The task: Answer with one number: the count of lines in this material that hold the word "text".

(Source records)

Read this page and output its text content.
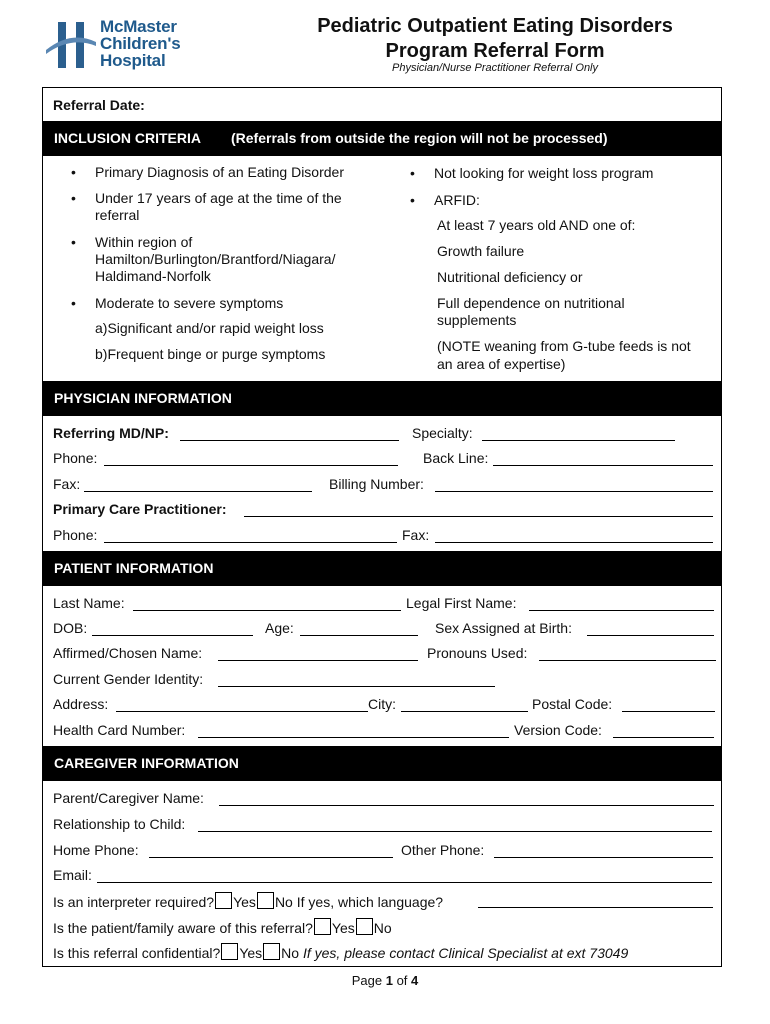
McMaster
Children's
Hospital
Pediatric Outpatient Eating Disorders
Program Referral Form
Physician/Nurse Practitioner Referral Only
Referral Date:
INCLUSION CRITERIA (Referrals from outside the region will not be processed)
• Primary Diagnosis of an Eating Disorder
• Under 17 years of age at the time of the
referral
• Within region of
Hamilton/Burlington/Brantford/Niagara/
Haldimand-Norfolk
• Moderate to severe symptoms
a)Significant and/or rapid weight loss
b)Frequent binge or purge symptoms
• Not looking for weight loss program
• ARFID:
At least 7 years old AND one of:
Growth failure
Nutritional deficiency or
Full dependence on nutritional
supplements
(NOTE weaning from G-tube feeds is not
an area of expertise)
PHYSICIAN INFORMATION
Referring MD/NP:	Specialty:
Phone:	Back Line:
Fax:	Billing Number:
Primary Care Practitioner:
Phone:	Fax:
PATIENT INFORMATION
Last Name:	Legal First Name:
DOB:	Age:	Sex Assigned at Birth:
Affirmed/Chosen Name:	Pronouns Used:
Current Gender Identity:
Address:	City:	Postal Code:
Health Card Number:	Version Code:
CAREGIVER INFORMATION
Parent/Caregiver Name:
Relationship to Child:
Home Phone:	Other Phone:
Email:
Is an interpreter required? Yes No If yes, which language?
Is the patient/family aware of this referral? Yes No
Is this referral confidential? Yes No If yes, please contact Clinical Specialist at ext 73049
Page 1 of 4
--
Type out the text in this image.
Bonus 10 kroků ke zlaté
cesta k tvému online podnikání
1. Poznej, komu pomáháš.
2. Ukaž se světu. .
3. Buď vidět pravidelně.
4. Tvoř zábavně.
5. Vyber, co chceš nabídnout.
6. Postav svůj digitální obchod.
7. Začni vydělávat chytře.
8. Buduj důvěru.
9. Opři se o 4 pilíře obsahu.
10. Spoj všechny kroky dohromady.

Solved exercise: 2